[Dataset listings of figures]
## START
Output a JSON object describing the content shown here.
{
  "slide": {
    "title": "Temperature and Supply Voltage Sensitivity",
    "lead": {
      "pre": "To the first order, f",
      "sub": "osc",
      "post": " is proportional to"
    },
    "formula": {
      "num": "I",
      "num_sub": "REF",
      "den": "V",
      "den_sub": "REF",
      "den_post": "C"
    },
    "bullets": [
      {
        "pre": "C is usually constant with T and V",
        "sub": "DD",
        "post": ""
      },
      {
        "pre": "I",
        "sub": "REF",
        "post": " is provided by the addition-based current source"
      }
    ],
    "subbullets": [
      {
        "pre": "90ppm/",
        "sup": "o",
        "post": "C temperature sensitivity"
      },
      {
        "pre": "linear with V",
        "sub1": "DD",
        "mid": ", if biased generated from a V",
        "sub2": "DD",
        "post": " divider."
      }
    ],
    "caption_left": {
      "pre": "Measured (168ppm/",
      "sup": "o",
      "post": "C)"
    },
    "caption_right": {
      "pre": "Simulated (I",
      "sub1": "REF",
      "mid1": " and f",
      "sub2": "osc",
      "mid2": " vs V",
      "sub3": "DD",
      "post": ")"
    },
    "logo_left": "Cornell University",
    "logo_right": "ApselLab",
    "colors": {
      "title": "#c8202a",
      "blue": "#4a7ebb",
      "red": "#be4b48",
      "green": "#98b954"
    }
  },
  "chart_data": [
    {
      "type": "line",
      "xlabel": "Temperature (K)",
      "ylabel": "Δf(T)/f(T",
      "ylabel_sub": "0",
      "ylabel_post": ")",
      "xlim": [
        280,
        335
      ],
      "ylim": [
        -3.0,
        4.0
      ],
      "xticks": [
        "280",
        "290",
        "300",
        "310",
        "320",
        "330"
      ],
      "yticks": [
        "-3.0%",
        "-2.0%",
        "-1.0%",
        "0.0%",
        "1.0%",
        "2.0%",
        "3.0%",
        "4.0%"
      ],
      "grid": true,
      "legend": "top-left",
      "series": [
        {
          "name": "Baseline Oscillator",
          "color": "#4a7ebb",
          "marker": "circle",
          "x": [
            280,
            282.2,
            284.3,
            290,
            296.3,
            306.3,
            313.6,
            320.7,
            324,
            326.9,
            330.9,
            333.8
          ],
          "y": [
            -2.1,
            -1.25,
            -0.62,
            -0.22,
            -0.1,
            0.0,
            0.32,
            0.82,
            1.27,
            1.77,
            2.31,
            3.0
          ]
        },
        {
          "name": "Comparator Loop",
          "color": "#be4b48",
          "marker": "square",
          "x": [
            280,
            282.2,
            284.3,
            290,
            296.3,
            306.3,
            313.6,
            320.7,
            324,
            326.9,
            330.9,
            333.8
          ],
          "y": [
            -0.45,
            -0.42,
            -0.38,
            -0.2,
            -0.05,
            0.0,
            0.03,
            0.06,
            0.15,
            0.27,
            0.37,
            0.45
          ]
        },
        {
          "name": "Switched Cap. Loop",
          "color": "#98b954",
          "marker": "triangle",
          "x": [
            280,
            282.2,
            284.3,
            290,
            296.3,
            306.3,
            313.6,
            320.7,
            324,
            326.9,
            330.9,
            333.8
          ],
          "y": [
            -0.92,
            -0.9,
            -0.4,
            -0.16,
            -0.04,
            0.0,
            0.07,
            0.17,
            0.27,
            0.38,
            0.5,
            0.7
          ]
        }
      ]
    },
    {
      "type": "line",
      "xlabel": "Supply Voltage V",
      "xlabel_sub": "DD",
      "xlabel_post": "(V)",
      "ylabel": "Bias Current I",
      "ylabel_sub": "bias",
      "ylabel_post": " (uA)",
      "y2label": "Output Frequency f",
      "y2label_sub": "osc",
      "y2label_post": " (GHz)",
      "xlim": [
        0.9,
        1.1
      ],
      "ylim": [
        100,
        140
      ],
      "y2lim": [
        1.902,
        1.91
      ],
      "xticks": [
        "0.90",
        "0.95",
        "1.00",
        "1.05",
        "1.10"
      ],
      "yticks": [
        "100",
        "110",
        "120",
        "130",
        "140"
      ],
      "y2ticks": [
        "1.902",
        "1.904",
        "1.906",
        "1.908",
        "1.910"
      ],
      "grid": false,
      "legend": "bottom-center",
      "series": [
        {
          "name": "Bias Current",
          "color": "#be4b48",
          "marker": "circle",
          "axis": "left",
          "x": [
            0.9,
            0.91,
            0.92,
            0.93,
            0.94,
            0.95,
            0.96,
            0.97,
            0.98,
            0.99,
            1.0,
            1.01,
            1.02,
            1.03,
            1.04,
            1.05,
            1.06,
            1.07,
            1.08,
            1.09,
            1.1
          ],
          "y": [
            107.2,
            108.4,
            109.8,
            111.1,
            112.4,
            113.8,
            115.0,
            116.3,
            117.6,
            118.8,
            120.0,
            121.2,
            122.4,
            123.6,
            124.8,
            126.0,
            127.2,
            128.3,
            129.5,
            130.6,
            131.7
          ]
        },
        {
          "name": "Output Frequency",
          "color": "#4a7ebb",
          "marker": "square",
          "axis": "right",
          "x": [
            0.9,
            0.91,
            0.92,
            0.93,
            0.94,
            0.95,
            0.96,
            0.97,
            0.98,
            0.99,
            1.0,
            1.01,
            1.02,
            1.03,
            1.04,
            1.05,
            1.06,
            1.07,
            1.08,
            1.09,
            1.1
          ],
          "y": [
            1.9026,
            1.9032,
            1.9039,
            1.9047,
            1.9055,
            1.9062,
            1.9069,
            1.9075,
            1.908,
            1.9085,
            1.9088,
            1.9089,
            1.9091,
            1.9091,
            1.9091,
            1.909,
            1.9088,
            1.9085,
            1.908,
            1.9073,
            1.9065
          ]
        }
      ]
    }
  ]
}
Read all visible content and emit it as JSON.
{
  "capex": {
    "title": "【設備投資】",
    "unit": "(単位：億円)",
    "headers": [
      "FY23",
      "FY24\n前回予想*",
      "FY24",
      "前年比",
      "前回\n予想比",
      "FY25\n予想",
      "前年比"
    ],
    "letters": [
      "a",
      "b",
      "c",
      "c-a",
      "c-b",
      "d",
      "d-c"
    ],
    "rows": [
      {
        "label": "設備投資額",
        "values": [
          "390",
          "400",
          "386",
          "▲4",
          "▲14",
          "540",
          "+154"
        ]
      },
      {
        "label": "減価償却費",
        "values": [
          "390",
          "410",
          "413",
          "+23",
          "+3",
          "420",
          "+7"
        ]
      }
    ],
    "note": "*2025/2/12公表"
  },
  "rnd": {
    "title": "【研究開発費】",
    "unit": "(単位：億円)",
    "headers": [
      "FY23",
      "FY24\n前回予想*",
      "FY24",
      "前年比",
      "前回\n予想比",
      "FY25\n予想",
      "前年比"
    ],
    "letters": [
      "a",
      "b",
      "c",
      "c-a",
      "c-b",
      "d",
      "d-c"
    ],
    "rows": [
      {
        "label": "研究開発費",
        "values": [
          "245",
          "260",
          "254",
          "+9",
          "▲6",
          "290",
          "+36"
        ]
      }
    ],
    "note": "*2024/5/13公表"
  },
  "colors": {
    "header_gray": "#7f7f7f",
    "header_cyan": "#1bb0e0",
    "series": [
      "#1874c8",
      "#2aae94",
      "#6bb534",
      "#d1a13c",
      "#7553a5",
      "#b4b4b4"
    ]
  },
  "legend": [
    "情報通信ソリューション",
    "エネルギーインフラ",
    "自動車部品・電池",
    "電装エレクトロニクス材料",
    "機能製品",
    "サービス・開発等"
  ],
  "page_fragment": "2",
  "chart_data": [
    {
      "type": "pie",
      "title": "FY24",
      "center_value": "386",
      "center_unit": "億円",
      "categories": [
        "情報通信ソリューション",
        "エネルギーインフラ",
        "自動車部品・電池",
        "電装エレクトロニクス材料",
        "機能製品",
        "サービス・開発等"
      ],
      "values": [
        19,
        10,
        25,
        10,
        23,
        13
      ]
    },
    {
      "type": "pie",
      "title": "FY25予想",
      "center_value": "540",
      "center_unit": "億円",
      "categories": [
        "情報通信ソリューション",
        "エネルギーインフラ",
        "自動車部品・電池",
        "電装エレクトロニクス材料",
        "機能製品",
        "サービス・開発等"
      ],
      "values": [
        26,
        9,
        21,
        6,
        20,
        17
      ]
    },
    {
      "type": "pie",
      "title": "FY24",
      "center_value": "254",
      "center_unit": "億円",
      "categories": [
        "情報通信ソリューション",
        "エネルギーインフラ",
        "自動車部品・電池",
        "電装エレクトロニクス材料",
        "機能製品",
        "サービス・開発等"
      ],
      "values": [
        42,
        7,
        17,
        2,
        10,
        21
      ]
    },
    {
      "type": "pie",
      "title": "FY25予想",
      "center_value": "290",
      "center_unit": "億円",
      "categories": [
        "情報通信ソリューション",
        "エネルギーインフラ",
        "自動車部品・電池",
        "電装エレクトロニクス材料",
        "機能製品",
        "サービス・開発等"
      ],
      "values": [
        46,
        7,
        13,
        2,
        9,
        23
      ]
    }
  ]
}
## END
Your goal:
Return all lines containing "name".

Written solution:
          "name": "Baseline Oscillator",
          "name": "Comparator Loop",
          "name": "Switched Cap. Loop",
          "name": "Bias Current",
          "name": "Output Frequency",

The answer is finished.